THE REQUEST:
Omit all pictures, then retype the data exactly as given.

[Chart and figure data]
((

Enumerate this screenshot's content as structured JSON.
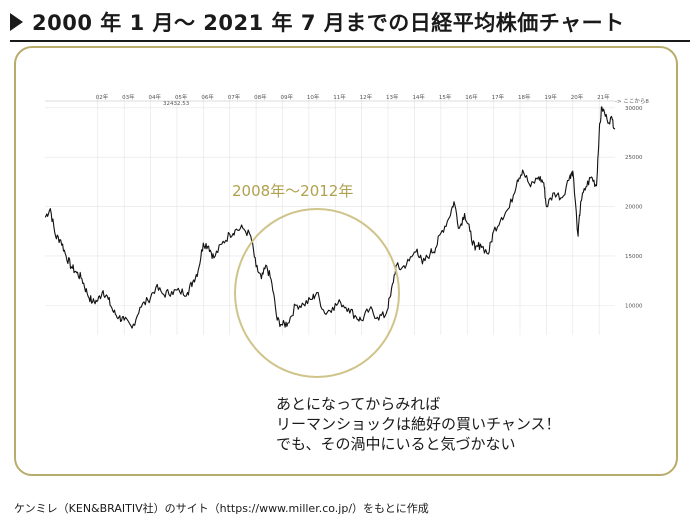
{
  "title": "2000 年 1 月〜 2021 年 7 月までの日経平均株価チャート",
  "colors": {
    "accent": "#b8ac6a",
    "line": "#111111",
    "grid": "#e4e4e4"
  },
  "chart_data": {
    "type": "line",
    "title": "",
    "x_tick_labels": [
      "02年",
      "03年",
      "04年",
      "05年",
      "06年",
      "07年",
      "08年",
      "09年",
      "10年",
      "11年",
      "12年",
      "13年",
      "14年",
      "15年",
      "16年",
      "17年",
      "18年",
      "19年",
      "20年",
      "21年"
    ],
    "y_tick_labels": [
      "30000",
      "25000",
      "20000",
      "15000",
      "10000"
    ],
    "ylim": [
      7000,
      31500
    ],
    "xlim": [
      2000.0,
      2021.6
    ],
    "readout": "32432.53",
    "corner_label": "-> ここから8",
    "highlight": {
      "label": "2008年〜2012年",
      "start": 2008,
      "end": 2012
    },
    "series": [
      {
        "x": [
          2000.0,
          2000.2,
          2000.4,
          2000.6,
          2000.8,
          2001.0,
          2001.2,
          2001.4,
          2001.6,
          2001.8,
          2002.0,
          2002.2,
          2002.4,
          2002.6,
          2002.8,
          2003.0,
          2003.3,
          2003.6,
          2003.9,
          2004.2,
          2004.5,
          2004.8,
          2005.1,
          2005.4,
          2005.6,
          2005.8,
          2006.0,
          2006.2,
          2006.4,
          2006.7,
          2007.0,
          2007.2,
          2007.5,
          2007.8,
          2008.0,
          2008.2,
          2008.4,
          2008.6,
          2008.8,
          2009.0,
          2009.2,
          2009.5,
          2009.8,
          2010.1,
          2010.3,
          2010.6,
          2010.9,
          2011.2,
          2011.5,
          2011.8,
          2012.0,
          2012.3,
          2012.6,
          2012.9,
          2013.1,
          2013.3,
          2013.5,
          2013.8,
          2014.1,
          2014.3,
          2014.6,
          2014.8,
          2015.0,
          2015.3,
          2015.5,
          2015.7,
          2015.9,
          2016.1,
          2016.3,
          2016.5,
          2016.8,
          2017.0,
          2017.3,
          2017.6,
          2017.9,
          2018.1,
          2018.4,
          2018.7,
          2018.9,
          2019.0,
          2019.3,
          2019.6,
          2019.9,
          2020.0,
          2020.2,
          2020.3,
          2020.5,
          2020.7,
          2020.9,
          2021.0,
          2021.1,
          2021.3,
          2021.5,
          2021.6
        ],
        "values": [
          18900,
          19800,
          17000,
          16600,
          15000,
          13900,
          13300,
          12700,
          11200,
          10300,
          10500,
          11500,
          10600,
          9300,
          8800,
          8500,
          7700,
          9800,
          10500,
          11800,
          11100,
          11400,
          11400,
          11300,
          12400,
          13500,
          16300,
          16000,
          14800,
          16200,
          17200,
          17600,
          17800,
          17000,
          13900,
          12700,
          14000,
          12200,
          8500,
          8000,
          8200,
          10000,
          10100,
          10600,
          11300,
          9200,
          9800,
          10300,
          9700,
          8800,
          8500,
          9600,
          8800,
          9000,
          11000,
          14000,
          13700,
          14500,
          15700,
          14200,
          15300,
          15800,
          17300,
          18800,
          20500,
          17800,
          19300,
          17500,
          15600,
          16200,
          15200,
          17500,
          18900,
          19900,
          22700,
          23700,
          22000,
          23000,
          22400,
          20000,
          21400,
          20900,
          23200,
          23600,
          17000,
          20500,
          22000,
          23000,
          22100,
          27500,
          30100,
          28800,
          28800,
          27900
        ]
      }
    ]
  },
  "annotation_lines": [
    "あとになってからみれば",
    "リーマンショックは絶好の買いチャンス！",
    "でも、その渦中にいると気づかない"
  ],
  "source": "ケンミレ（KEN&BRAITIV社）のサイト（https://www.miller.co.jp/）をもとに作成"
}
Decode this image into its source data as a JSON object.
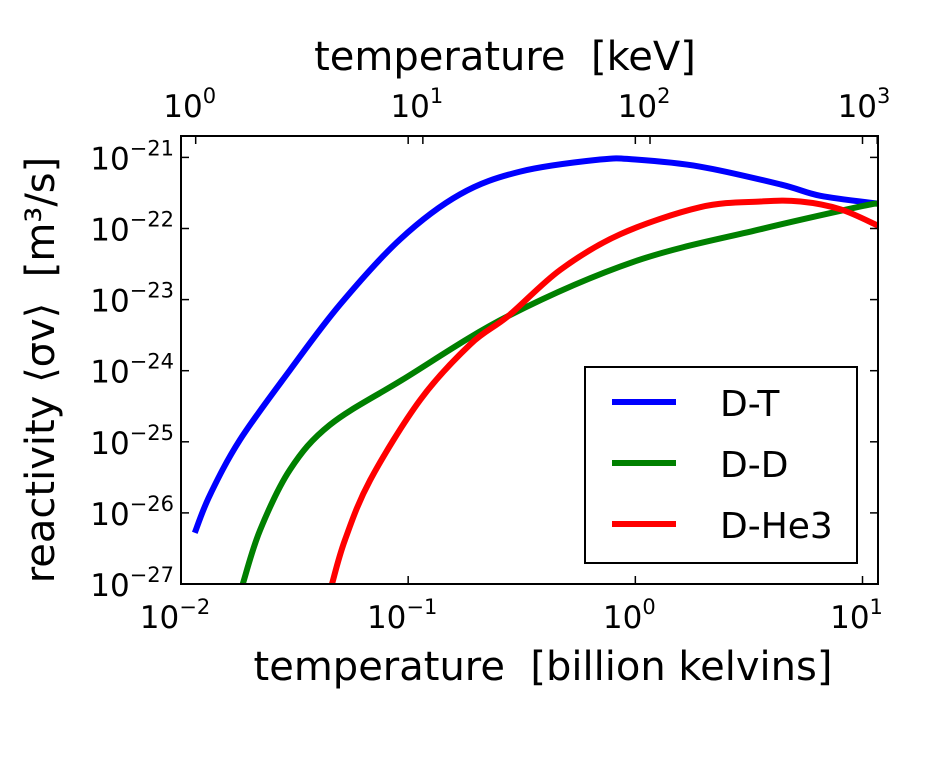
{
  "chart_data": {
    "type": "line",
    "title": "",
    "xlabel": "temperature  [billion kelvins]",
    "xlabel_top": "temperature  [keV]",
    "ylabel": "reactivity ⟨σv⟩  [m³/s]",
    "xscale": "log",
    "yscale": "log",
    "xlim": [
      0.01,
      11.7
    ],
    "ylim": [
      1e-27,
      2e-21
    ],
    "x_ticks": [
      {
        "base": "10",
        "exp": "−2",
        "value": 0.01
      },
      {
        "base": "10",
        "exp": "−1",
        "value": 0.1
      },
      {
        "base": "10",
        "exp": "0",
        "value": 1
      },
      {
        "base": "10",
        "exp": "1",
        "value": 10
      }
    ],
    "x_top_ticks_keV": [
      {
        "base": "10",
        "exp": "0",
        "value": 1
      },
      {
        "base": "10",
        "exp": "1",
        "value": 10
      },
      {
        "base": "10",
        "exp": "2",
        "value": 100
      },
      {
        "base": "10",
        "exp": "3",
        "value": 1000
      }
    ],
    "kev_per_billion_kelvin": 86.17,
    "y_ticks": [
      {
        "base": "10",
        "exp": "−21",
        "value": -21
      },
      {
        "base": "10",
        "exp": "−22",
        "value": -22
      },
      {
        "base": "10",
        "exp": "−23",
        "value": -23
      },
      {
        "base": "10",
        "exp": "−24",
        "value": -24
      },
      {
        "base": "10",
        "exp": "−25",
        "value": -25
      },
      {
        "base": "10",
        "exp": "−26",
        "value": -26
      },
      {
        "base": "10",
        "exp": "−27",
        "value": -27
      }
    ],
    "grid": false,
    "legend_position": "lower-right",
    "series": [
      {
        "name": "D-T",
        "color": "#0000ff",
        "x": [
          0.0115,
          0.0134,
          0.0182,
          0.0302,
          0.0501,
          0.0923,
          0.169,
          0.311,
          0.7,
          1.0,
          1.93,
          4.36,
          6.53,
          11.7
        ],
        "log10_y": [
          -26.28,
          -25.75,
          -24.97,
          -23.99,
          -23.07,
          -22.15,
          -21.52,
          -21.2,
          -21.03,
          -21.03,
          -21.13,
          -21.38,
          -21.54,
          -21.65
        ]
      },
      {
        "name": "D-D",
        "color": "#008000",
        "x": [
          0.0187,
          0.0223,
          0.0302,
          0.0453,
          0.094,
          0.276,
          1.0,
          3.56,
          9.8,
          11.7
        ],
        "log10_y": [
          -27.0,
          -26.24,
          -25.39,
          -24.76,
          -24.13,
          -23.23,
          -22.46,
          -22.01,
          -21.69,
          -21.65
        ]
      },
      {
        "name": "D-He3",
        "color": "#ff0000",
        "x": [
          0.0462,
          0.0527,
          0.068,
          0.113,
          0.1875,
          0.276,
          0.468,
          0.859,
          1.93,
          3.56,
          5.33,
          8.0,
          11.7
        ],
        "log10_y": [
          -27.0,
          -26.38,
          -25.54,
          -24.41,
          -23.63,
          -23.23,
          -22.58,
          -22.08,
          -21.7,
          -21.62,
          -21.62,
          -21.73,
          -21.96
        ]
      }
    ]
  }
}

))

IN RESPONSE:
Enumerate this screenshot's content as structured JSON.
{
  "title": "2000 年 1 月〜 2021 年 7 月までの日経平均株価チャート",
  "colors": {
    "accent": "#b8ac6a",
    "line": "#111111",
    "grid": "#e4e4e4"
  },
  "chart_data": {
    "type": "line",
    "title": "",
    "x_tick_labels": [
      "02年",
      "03年",
      "04年",
      "05年",
      "06年",
      "07年",
      "08年",
      "09年",
      "10年",
      "11年",
      "12年",
      "13年",
      "14年",
      "15年",
      "16年",
      "17年",
      "18年",
      "19年",
      "20年",
      "21年"
    ],
    "y_tick_labels": [
      "30000",
      "25000",
      "20000",
      "15000",
      "10000"
    ],
    "ylim": [
      7000,
      31500
    ],
    "xlim": [
      2000.0,
      2021.6
    ],
    "readout": "32432.53",
    "corner_label": "-> ここから8",
    "highlight": {
      "label": "2008年〜2012年",
      "start": 2008,
      "end": 2012
    },
    "series": [
      {
        "x": [
          2000.0,
          2000.2,
          2000.4,
          2000.6,
          2000.8,
          2001.0,
          2001.2,
          2001.4,
          2001.6,
          2001.8,
          2002.0,
          2002.2,
          2002.4,
          2002.6,
          2002.8,
          2003.0,
          2003.3,
          2003.6,
          2003.9,
          2004.2,
          2004.5,
          2004.8,
          2005.1,
          2005.4,
          2005.6,
          2005.8,
          2006.0,
          2006.2,
          2006.4,
          2006.7,
          2007.0,
          2007.2,
          2007.5,
          2007.8,
          2008.0,
          2008.2,
          2008.4,
          2008.6,
          2008.8,
          2009.0,
          2009.2,
          2009.5,
          2009.8,
          2010.1,
          2010.3,
          2010.6,
          2010.9,
          2011.2,
          2011.5,
          2011.8,
          2012.0,
          2012.3,
          2012.6,
          2012.9,
          2013.1,
          2013.3,
          2013.5,
          2013.8,
          2014.1,
          2014.3,
          2014.6,
          2014.8,
          2015.0,
          2015.3,
          2015.5,
          2015.7,
          2015.9,
          2016.1,
          2016.3,
          2016.5,
          2016.8,
          2017.0,
          2017.3,
          2017.6,
          2017.9,
          2018.1,
          2018.4,
          2018.7,
          2018.9,
          2019.0,
          2019.3,
          2019.6,
          2019.9,
          2020.0,
          2020.2,
          2020.3,
          2020.5,
          2020.7,
          2020.9,
          2021.0,
          2021.1,
          2021.3,
          2021.5,
          2021.6
        ],
        "values": [
          18900,
          19800,
          17000,
          16600,
          15000,
          13900,
          13300,
          12700,
          11200,
          10300,
          10500,
          11500,
          10600,
          9300,
          8800,
          8500,
          7700,
          9800,
          10500,
          11800,
          11100,
          11400,
          11400,
          11300,
          12400,
          13500,
          16300,
          16000,
          14800,
          16200,
          17200,
          17600,
          17800,
          17000,
          13900,
          12700,
          14000,
          12200,
          8500,
          8000,
          8200,
          10000,
          10100,
          10600,
          11300,
          9200,
          9800,
          10300,
          9700,
          8800,
          8500,
          9600,
          8800,
          9000,
          11000,
          14000,
          13700,
          14500,
          15700,
          14200,
          15300,
          15800,
          17300,
          18800,
          20500,
          17800,
          19300,
          17500,
          15600,
          16200,
          15200,
          17500,
          18900,
          19900,
          22700,
          23700,
          22000,
          23000,
          22400,
          20000,
          21400,
          20900,
          23200,
          23600,
          17000,
          20500,
          22000,
          23000,
          22100,
          27500,
          30100,
          28800,
          28800,
          27900
        ]
      }
    ]
  },
  "annotation_lines": [
    "あとになってからみれば",
    "リーマンショックは絶好の買いチャンス！",
    "でも、その渦中にいると気づかない"
  ],
  "source": "ケンミレ（KEN&BRAITIV社）のサイト（https://www.miller.co.jp/）をもとに作成"
}
Decode this image into its source data as a JSON object.
{
  "chart_data": {
    "type": "line",
    "title": "",
    "xlabel": "temperature  [billion kelvins]",
    "xlabel_top": "temperature  [keV]",
    "ylabel": "reactivity ⟨σv⟩  [m³/s]",
    "xscale": "log",
    "yscale": "log",
    "xlim": [
      0.01,
      11.7
    ],
    "ylim": [
      1e-27,
      2e-21
    ],
    "x_ticks": [
      {
        "base": "10",
        "exp": "−2",
        "value": 0.01
      },
      {
        "base": "10",
        "exp": "−1",
        "value": 0.1
      },
      {
        "base": "10",
        "exp": "0",
        "value": 1
      },
      {
        "base": "10",
        "exp": "1",
        "value": 10
      }
    ],
    "x_top_ticks_keV": [
      {
        "base": "10",
        "exp": "0",
        "value": 1
      },
      {
        "base": "10",
        "exp": "1",
        "value": 10
      },
      {
        "base": "10",
        "exp": "2",
        "value": 100
      },
      {
        "base": "10",
        "exp": "3",
        "value": 1000
      }
    ],
    "kev_per_billion_kelvin": 86.17,
    "y_ticks": [
      {
        "base": "10",
        "exp": "−21",
        "value": -21
      },
      {
        "base": "10",
        "exp": "−22",
        "value": -22
      },
      {
        "base": "10",
        "exp": "−23",
        "value": -23
      },
      {
        "base": "10",
        "exp": "−24",
        "value": -24
      },
      {
        "base": "10",
        "exp": "−25",
        "value": -25
      },
      {
        "base": "10",
        "exp": "−26",
        "value": -26
      },
      {
        "base": "10",
        "exp": "−27",
        "value": -27
      }
    ],
    "grid": false,
    "legend_position": "lower-right",
    "series": [
      {
        "name": "D-T",
        "color": "#0000ff",
        "x": [
          0.0115,
          0.0134,
          0.0182,
          0.0302,
          0.0501,
          0.0923,
          0.169,
          0.311,
          0.7,
          1.0,
          1.93,
          4.36,
          6.53,
          11.7
        ],
        "log10_y": [
          -26.28,
          -25.75,
          -24.97,
          -23.99,
          -23.07,
          -22.15,
          -21.52,
          -21.2,
          -21.03,
          -21.03,
          -21.13,
          -21.38,
          -21.54,
          -21.65
        ]
      },
      {
        "name": "D-D",
        "color": "#008000",
        "x": [
          0.0187,
          0.0223,
          0.0302,
          0.0453,
          0.094,
          0.276,
          1.0,
          3.56,
          9.8,
          11.7
        ],
        "log10_y": [
          -27.0,
          -26.24,
          -25.39,
          -24.76,
          -24.13,
          -23.23,
          -22.46,
          -22.01,
          -21.69,
          -21.65
        ]
      },
      {
        "name": "D-He3",
        "color": "#ff0000",
        "x": [
          0.0462,
          0.0527,
          0.068,
          0.113,
          0.1875,
          0.276,
          0.468,
          0.859,
          1.93,
          3.56,
          5.33,
          8.0,
          11.7
        ],
        "log10_y": [
          -27.0,
          -26.38,
          -25.54,
          -24.41,
          -23.63,
          -23.23,
          -22.58,
          -22.08,
          -21.7,
          -21.62,
          -21.62,
          -21.73,
          -21.96
        ]
      }
    ]
  }
}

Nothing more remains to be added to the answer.